### [Task]
Return each line of the entries below that contains the word "checkbox".

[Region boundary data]
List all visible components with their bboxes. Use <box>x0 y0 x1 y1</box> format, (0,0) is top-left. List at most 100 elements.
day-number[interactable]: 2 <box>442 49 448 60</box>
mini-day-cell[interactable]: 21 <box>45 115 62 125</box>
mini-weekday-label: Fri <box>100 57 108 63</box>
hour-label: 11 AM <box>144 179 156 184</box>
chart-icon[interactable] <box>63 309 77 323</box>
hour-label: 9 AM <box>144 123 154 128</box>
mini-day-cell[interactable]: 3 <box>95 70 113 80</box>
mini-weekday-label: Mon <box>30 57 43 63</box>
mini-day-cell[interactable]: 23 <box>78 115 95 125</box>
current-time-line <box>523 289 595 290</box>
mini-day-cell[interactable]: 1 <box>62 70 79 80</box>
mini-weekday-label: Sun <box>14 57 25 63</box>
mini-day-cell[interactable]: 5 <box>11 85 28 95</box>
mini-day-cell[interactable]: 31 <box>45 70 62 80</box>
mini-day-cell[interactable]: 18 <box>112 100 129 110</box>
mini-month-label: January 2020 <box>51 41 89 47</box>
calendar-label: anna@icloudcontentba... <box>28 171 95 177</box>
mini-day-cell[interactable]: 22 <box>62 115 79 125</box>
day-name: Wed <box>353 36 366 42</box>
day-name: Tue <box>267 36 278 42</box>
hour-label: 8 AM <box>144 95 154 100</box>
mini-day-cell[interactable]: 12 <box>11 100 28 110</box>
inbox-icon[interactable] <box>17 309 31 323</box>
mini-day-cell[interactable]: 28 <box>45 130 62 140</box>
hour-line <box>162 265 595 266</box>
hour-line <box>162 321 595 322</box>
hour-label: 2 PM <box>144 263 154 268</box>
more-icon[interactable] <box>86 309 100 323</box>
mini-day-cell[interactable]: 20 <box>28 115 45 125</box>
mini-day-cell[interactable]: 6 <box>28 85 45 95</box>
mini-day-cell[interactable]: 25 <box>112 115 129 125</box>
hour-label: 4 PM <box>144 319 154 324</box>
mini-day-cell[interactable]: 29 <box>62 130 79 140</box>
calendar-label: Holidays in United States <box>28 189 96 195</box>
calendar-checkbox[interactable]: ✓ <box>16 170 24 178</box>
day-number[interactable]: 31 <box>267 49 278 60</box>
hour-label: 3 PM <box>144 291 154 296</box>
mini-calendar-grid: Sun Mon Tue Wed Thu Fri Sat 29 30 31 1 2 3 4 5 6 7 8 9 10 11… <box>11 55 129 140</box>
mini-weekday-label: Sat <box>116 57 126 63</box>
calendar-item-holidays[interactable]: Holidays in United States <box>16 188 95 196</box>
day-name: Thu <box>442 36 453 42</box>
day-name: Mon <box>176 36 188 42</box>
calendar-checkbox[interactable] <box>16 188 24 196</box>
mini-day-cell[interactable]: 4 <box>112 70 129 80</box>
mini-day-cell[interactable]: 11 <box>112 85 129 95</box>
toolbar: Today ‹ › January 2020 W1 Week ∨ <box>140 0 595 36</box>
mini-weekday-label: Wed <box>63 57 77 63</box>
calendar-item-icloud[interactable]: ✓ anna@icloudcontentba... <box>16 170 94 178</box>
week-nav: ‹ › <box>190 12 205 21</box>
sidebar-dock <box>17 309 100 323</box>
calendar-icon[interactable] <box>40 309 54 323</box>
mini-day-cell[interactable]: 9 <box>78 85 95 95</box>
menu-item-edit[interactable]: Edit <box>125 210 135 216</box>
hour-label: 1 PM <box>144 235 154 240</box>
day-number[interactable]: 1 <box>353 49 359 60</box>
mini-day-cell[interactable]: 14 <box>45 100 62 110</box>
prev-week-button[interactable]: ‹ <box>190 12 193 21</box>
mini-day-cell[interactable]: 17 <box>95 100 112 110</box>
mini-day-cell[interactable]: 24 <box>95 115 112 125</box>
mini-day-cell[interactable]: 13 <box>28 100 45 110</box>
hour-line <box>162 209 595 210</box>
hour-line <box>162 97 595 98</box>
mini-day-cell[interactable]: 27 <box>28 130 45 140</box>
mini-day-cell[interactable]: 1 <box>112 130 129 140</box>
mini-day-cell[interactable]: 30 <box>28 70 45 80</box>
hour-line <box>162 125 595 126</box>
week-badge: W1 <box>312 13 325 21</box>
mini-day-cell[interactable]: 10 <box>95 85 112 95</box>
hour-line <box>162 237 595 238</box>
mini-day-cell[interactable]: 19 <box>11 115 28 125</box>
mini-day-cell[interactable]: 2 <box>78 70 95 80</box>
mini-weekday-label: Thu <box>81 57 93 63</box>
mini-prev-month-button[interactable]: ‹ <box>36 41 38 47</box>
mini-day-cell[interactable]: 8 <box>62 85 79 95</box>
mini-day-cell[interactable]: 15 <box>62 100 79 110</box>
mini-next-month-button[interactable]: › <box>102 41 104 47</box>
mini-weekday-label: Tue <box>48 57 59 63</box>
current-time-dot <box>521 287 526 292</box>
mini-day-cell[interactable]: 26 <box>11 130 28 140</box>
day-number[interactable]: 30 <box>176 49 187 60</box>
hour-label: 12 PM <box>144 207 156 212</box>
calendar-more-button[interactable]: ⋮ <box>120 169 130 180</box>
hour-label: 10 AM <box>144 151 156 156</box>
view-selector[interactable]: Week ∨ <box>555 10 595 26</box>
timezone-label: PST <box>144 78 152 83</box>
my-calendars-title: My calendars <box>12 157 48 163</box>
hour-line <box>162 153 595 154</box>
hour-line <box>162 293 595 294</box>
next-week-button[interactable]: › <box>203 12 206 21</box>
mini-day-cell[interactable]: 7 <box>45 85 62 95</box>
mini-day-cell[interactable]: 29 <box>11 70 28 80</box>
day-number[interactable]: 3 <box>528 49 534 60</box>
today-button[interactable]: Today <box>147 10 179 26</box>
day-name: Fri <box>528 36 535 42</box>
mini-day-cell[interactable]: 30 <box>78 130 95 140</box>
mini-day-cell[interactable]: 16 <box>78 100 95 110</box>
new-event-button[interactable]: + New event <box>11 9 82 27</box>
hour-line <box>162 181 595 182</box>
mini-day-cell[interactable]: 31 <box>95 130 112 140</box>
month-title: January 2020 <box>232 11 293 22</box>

### [Result below]
calendar-checkbox[interactable]: ✓ <box>16 170 24 178</box>
calendar-checkbox[interactable] <box>16 188 24 196</box>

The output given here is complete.